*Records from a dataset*
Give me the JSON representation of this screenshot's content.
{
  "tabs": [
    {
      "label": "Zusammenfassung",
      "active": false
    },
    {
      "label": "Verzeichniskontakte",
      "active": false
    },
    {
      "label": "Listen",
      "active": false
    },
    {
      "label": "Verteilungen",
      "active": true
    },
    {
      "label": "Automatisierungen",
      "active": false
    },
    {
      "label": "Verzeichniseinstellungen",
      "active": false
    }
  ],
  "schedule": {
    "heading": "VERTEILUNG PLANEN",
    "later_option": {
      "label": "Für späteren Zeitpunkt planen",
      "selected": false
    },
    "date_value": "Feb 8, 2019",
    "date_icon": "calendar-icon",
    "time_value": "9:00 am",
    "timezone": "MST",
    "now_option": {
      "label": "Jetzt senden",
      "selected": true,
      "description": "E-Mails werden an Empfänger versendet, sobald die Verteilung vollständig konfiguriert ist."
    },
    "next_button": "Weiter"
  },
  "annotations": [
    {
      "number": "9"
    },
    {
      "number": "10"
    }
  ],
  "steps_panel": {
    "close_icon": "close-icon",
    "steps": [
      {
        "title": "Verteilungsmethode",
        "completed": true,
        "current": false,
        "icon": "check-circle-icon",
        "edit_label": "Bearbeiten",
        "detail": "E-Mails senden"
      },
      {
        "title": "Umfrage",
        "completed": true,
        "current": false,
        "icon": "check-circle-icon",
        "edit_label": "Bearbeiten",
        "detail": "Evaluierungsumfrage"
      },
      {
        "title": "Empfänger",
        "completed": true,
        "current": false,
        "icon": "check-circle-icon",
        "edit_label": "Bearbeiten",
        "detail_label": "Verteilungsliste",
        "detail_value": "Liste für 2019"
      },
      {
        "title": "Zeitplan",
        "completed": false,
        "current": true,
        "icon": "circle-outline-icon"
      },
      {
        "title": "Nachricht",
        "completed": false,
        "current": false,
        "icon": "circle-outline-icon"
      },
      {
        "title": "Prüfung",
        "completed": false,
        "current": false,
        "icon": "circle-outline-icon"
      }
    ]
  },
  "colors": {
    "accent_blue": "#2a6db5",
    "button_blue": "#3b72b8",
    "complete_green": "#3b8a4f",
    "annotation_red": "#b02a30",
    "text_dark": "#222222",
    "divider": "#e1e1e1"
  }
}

*YOUR INSTRUCTIONS*
Using the records above, list each line that includes "Mails".

*TASK RESULT*
      "description": "E-Mails werden an Empfänger versendet, sobald die Verteilung vollständig konfiguriert ist."
        "detail": "E-Mails senden"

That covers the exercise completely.